WHAT THE EXERCISE ASKS: Can you reproduce every line of the records below word for word, leaving out the pictures?

EXTRACTED DATA:
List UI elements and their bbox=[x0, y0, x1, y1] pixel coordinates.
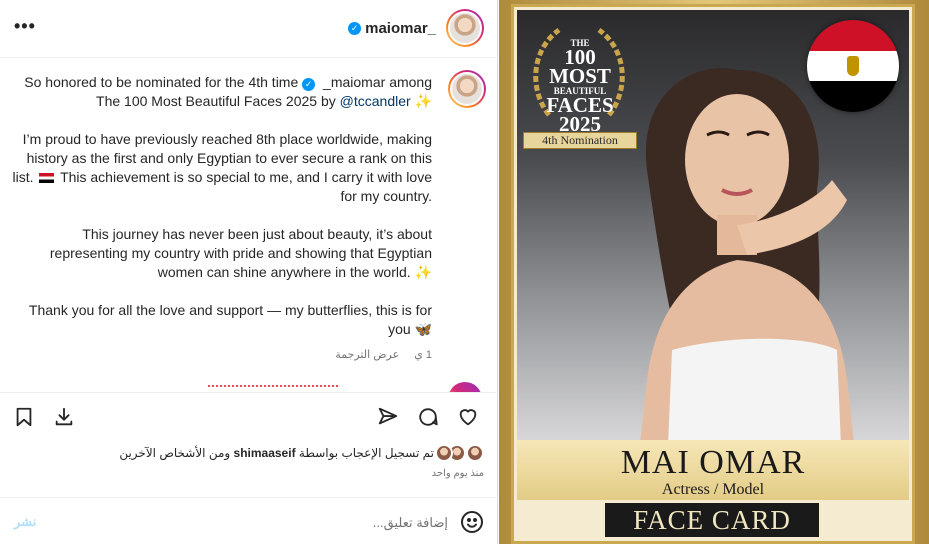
post-image[interactable]: THE 100 MOST BEAUTIFUL FACES 2025 4th No… bbox=[499, 0, 929, 544]
caption-para3: This journey has never been just about b… bbox=[49, 226, 432, 280]
download-icon[interactable] bbox=[52, 405, 76, 429]
action-bar bbox=[0, 392, 498, 440]
caption-section: So honored to be nominated for the 4th t… bbox=[0, 58, 498, 378]
comment-input[interactable] bbox=[148, 510, 448, 534]
see-translation-link[interactable]: عرض الترجمة bbox=[335, 349, 399, 361]
author-avatar[interactable] bbox=[446, 9, 484, 47]
caption-avatar[interactable] bbox=[448, 70, 486, 108]
post-author[interactable]: ✓ maiomar_ bbox=[348, 9, 484, 47]
sparkle-emoji: ✨ bbox=[414, 264, 432, 280]
more-options-icon[interactable]: ••• bbox=[14, 16, 38, 36]
author-username[interactable]: maiomar_ bbox=[365, 20, 436, 37]
egypt-flag-emoji-icon bbox=[39, 173, 55, 183]
commenter-avatar[interactable] bbox=[448, 382, 482, 392]
comment-preview bbox=[0, 378, 498, 392]
post-header: ••• ✓ maiomar_ bbox=[0, 0, 498, 58]
sparkle-emoji: ✨ bbox=[414, 93, 432, 109]
badge-line-2: MOST bbox=[549, 64, 611, 88]
egypt-flag-icon bbox=[807, 20, 899, 112]
send-icon[interactable] bbox=[376, 405, 400, 429]
caption-para4: Thank you for all the love and support —… bbox=[28, 302, 432, 337]
caption-mention[interactable]: _maiomar bbox=[323, 74, 385, 90]
caption-text: So honored to be nominated for the 4th t… bbox=[12, 73, 432, 358]
face-card-frame: THE 100 MOST BEAUTIFUL FACES 2025 4th No… bbox=[511, 4, 915, 544]
smiley-icon[interactable] bbox=[460, 510, 484, 534]
heart-icon[interactable] bbox=[456, 405, 480, 429]
portrait-background: THE 100 MOST BEAUTIFUL FACES 2025 4th No… bbox=[517, 10, 909, 440]
comment-composer: نشر bbox=[0, 497, 498, 544]
likes-section: تم تسجيل الإعجاب بواسطة shimaaseif ومن ا… bbox=[0, 441, 498, 481]
liker-avatar[interactable] bbox=[435, 444, 453, 462]
nameplate: MAI OMAR Actress / Model bbox=[517, 440, 909, 500]
nomination-label: 4th Nomination bbox=[523, 132, 637, 149]
caption-handle-link[interactable]: @tccandler bbox=[340, 93, 411, 109]
liker-avatar[interactable] bbox=[466, 444, 484, 462]
butterfly-emoji: 🦋 bbox=[414, 321, 432, 337]
verified-badge-icon: ✓ bbox=[302, 78, 316, 91]
liked-by-user[interactable]: shimaaseif bbox=[234, 446, 296, 460]
author-username-wrap[interactable]: ✓ maiomar_ bbox=[348, 20, 436, 37]
liked-by-row[interactable]: تم تسجيل الإعجاب بواسطة shimaaseif ومن ا… bbox=[119, 444, 484, 462]
verified-badge-icon: ✓ bbox=[348, 21, 362, 35]
caption-para2b: This achievement is so special to me, an… bbox=[60, 169, 432, 204]
post-timestamp[interactable]: منذ يوم واحد bbox=[432, 468, 484, 479]
card-name: MAI OMAR bbox=[620, 444, 806, 481]
face-card-label: FACE CARD bbox=[605, 503, 819, 537]
post-detail-panel: ••• ✓ maiomar_ So honored to be nominate… bbox=[0, 0, 498, 544]
caption-age[interactable]: 1 ي bbox=[414, 349, 432, 361]
post-comment-button[interactable]: نشر bbox=[14, 514, 36, 530]
comment-preview-text bbox=[208, 385, 338, 392]
card-role: Actress / Model bbox=[661, 481, 765, 498]
badge-title: THE 100 MOST BEAUTIFUL FACES 2025 bbox=[535, 38, 625, 135]
caption-line1-prefix: So honored to be nominated for the 4th t… bbox=[24, 74, 299, 90]
bookmark-icon[interactable] bbox=[12, 405, 36, 429]
liked-by-prefix: تم تسجيل الإعجاب بواسطة bbox=[298, 446, 434, 460]
liked-by-suffix[interactable]: ومن الأشخاص الآخرين bbox=[119, 446, 230, 460]
caption-meta: 1 ي عرض الترجمة bbox=[323, 348, 432, 361]
liked-by-text[interactable]: تم تسجيل الإعجاب بواسطة shimaaseif ومن ا… bbox=[119, 446, 434, 460]
comment-icon[interactable] bbox=[416, 405, 440, 429]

ANSWER:
List UI elements and their bbox=[x0, y0, x1, y1] pixel coordinates.
post-image[interactable]: THE 100 MOST BEAUTIFUL FACES 2025 4th No… bbox=[499, 0, 929, 544]
caption-para3: This journey has never been just about b… bbox=[49, 226, 432, 280]
download-icon[interactable] bbox=[52, 405, 76, 429]
action-bar bbox=[0, 392, 498, 440]
caption-section: So honored to be nominated for the 4th t… bbox=[0, 58, 498, 378]
comment-input[interactable] bbox=[148, 510, 448, 534]
see-translation-link[interactable]: عرض الترجمة bbox=[335, 349, 399, 361]
author-avatar[interactable] bbox=[446, 9, 484, 47]
caption-avatar[interactable] bbox=[448, 70, 486, 108]
post-author[interactable]: ✓ maiomar_ bbox=[348, 9, 484, 47]
sparkle-emoji: ✨ bbox=[414, 264, 432, 280]
more-options-icon[interactable]: ••• bbox=[14, 16, 38, 36]
author-username[interactable]: maiomar_ bbox=[365, 20, 436, 37]
egypt-flag-emoji-icon bbox=[39, 173, 55, 183]
commenter-avatar[interactable] bbox=[448, 382, 482, 392]
comment-preview bbox=[0, 378, 498, 392]
post-header: ••• ✓ maiomar_ bbox=[0, 0, 498, 58]
sparkle-emoji: ✨ bbox=[414, 93, 432, 109]
badge-line-2: MOST bbox=[549, 64, 611, 88]
egypt-flag-icon bbox=[807, 20, 899, 112]
send-icon[interactable] bbox=[376, 405, 400, 429]
caption-para4: Thank you for all the love and support —… bbox=[28, 302, 432, 337]
caption-mention[interactable]: _maiomar bbox=[323, 74, 385, 90]
caption-text: So honored to be nominated for the 4th t… bbox=[12, 73, 432, 358]
face-card-frame: THE 100 MOST BEAUTIFUL FACES 2025 4th No… bbox=[511, 4, 915, 544]
smiley-icon[interactable] bbox=[460, 510, 484, 534]
heart-icon[interactable] bbox=[456, 405, 480, 429]
portrait-background: THE 100 MOST BEAUTIFUL FACES 2025 4th No… bbox=[517, 10, 909, 440]
comment-composer: نشر bbox=[0, 497, 498, 544]
likes-section: تم تسجيل الإعجاب بواسطة shimaaseif ومن ا… bbox=[0, 441, 498, 481]
liker-avatar[interactable] bbox=[435, 444, 453, 462]
nameplate: MAI OMAR Actress / Model bbox=[517, 440, 909, 500]
nomination-label: 4th Nomination bbox=[523, 132, 637, 149]
caption-handle-link[interactable]: @tccandler bbox=[340, 93, 411, 109]
liker-avatar[interactable] bbox=[466, 444, 484, 462]
butterfly-emoji: 🦋 bbox=[414, 321, 432, 337]
verified-badge-icon: ✓ bbox=[302, 78, 316, 91]
liked-by-user[interactable]: shimaaseif bbox=[234, 446, 296, 460]
author-username-wrap[interactable]: ✓ maiomar_ bbox=[348, 20, 436, 37]
liked-by-row[interactable]: تم تسجيل الإعجاب بواسطة shimaaseif ومن ا… bbox=[119, 444, 484, 462]
verified-badge-icon: ✓ bbox=[348, 21, 362, 35]
caption-para2b: This achievement is so special to me, an… bbox=[60, 169, 432, 204]
post-timestamp[interactable]: منذ يوم واحد bbox=[432, 468, 484, 479]
card-name: MAI OMAR bbox=[620, 444, 806, 481]
face-card-label: FACE CARD bbox=[605, 503, 819, 537]
post-detail-panel: ••• ✓ maiomar_ So honored to be nominate… bbox=[0, 0, 498, 544]
caption-age[interactable]: 1 ي bbox=[414, 349, 432, 361]
post-comment-button[interactable]: نشر bbox=[14, 514, 36, 530]
comment-preview-text bbox=[208, 385, 338, 392]
card-role: Actress / Model bbox=[661, 481, 765, 498]
badge-title: THE 100 MOST BEAUTIFUL FACES 2025 bbox=[535, 38, 625, 135]
caption-line1-prefix: So honored to be nominated for the 4th t… bbox=[24, 74, 299, 90]
bookmark-icon[interactable] bbox=[12, 405, 36, 429]
liked-by-prefix: تم تسجيل الإعجاب بواسطة bbox=[298, 446, 434, 460]
liked-by-suffix[interactable]: ومن الأشخاص الآخرين bbox=[119, 446, 230, 460]
caption-meta: 1 ي عرض الترجمة bbox=[323, 348, 432, 361]
liked-by-text[interactable]: تم تسجيل الإعجاب بواسطة shimaaseif ومن ا… bbox=[119, 446, 434, 460]
comment-icon[interactable] bbox=[416, 405, 440, 429]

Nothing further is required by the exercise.